:: PROBLEMS AND TASKS ::
1. In the firewood shed thread, list the building materials the original poster brought to the cabin for the shed.
2. Answer these questions from the firewood shed thread.
(a) What went wrong with the trailer on the way up?
(b) What does Steve Neul suggest soaking the shed with before putting wood in it?
(c) On which day did it rain all day?

:: TEXT TO READ ::
— Begin —

# Firewood storage shed



## Dominick (May 2, 2011)

I went up to the cabin this past weekend with the wife. I went up there to start building a storage shed for firewood. The past owner had a bunch of wood stored outside un covered and I thought it looked bad. Besides I don't like wet wood. 
So I brought up some skids and 2x4s plywood and some cinder blocks for the foundation. 
Along with another atv some beds and a few tools to do the job. Let me tell you there's nothing like trying to bring your tools somewhere else to do a job. I was limited on what I could bring, the trailer was packed. 

On our way we had a blowout on the trailer, which was a pain to replace the tire. But I got it and we were on the road again. 

We went up Thursday night and we were expecting friends to come up on Friday night. 
So my wife said you have Friday to finish the wood shed. I'm thinking yea no problem. Lol
She said you can't work on it when they come to visit. Bummer!!!

Woke up Friday morning and after a good breakfast, I went at it. And no I didn't finish it. 
Our friends stayed till Sunday morning so I thought I could finish it on Sunday after they leave. Think again, it rained all day Sunday and we were leaving on Monday afternoon. So I didn't finish. I'll have to wait till I go back up for memorial day weekend. 

Here's what I've got done so far. All the wood I got was all FREE. 










Here's the Trailer tire. 





































































Nothing to fancy. Just to keep the wood off the ground and keep dry. 
Thanks for looking.


----------



## Steve Neul (Sep 2, 2011)

Keep in mind that firewood is often infested with termites. Since you're not using treated wood you might soak it down with insecticide before you put wood in it.


----------



## Dominick (May 2, 2011)

Good point Steve. I'll look into that. Thanks for the heads up.


----------



## Dominick (May 2, 2011)

No other comments on this. Lol


----------



## tc65 (Jan 9, 2012)

Dom, If it were me, I wouldn't worry so much about termites as I would skunks setting up house underneath your woodshed:laughing: Might even get some porcupines.

Seriously, I'm jealous. I lived in central WI for a number of years and used to spend quite a bit of time in NE WI on the weekends. Just seeing your pics brings back a lot of good memories.


----------



## Dominick (May 2, 2011)

trc65 said:


> Dom, If it were me, I wouldn't worry so much about termites as I would skunks setting up house underneath your woodshed:laughing: Might even get some porcupines.
> 
> Seriously, I'm jealous. I lived in central WI for a number of years and used to spend quite a bit of time in NE WI on the weekends. Just seeing your pics brings back a lot of good memories.


Thanks. I love it up there. 
Lol. Yea maybe I can put some big rocks around it. As far as termites. if there in the wood, there's not much I can do about that.


----------



## djg (Dec 24, 2009)

— End —

:: DATASET CONTENT ::

— Begin —

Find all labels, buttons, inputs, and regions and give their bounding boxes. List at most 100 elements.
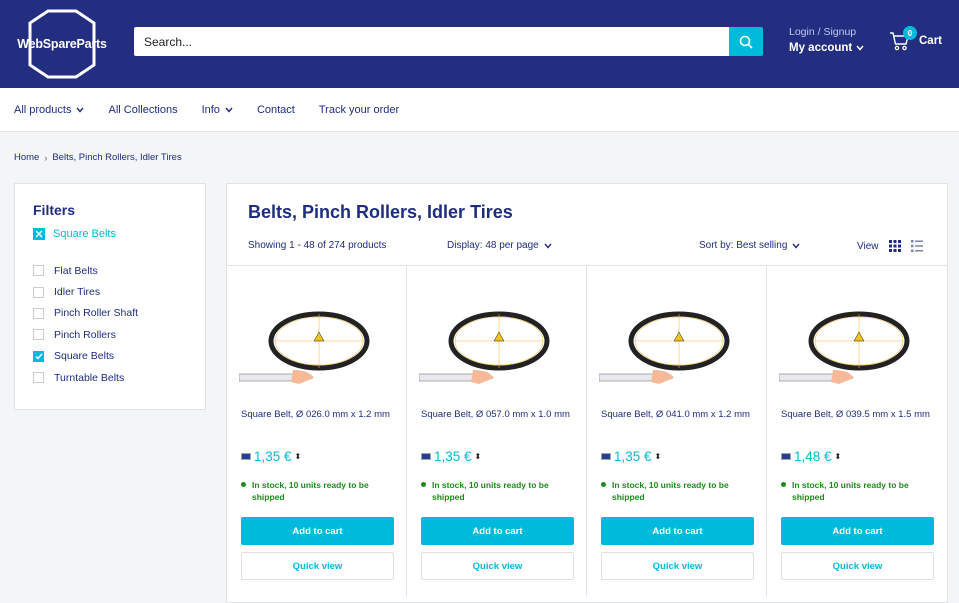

— End —

:: ANSWERS PER TASK ::
1. Skids, 2x4s, plywood, cinder blocks

2.
(a) It had a blowout, and the tire had to be replaced.
(b) Insecticide.
(c) Sunday.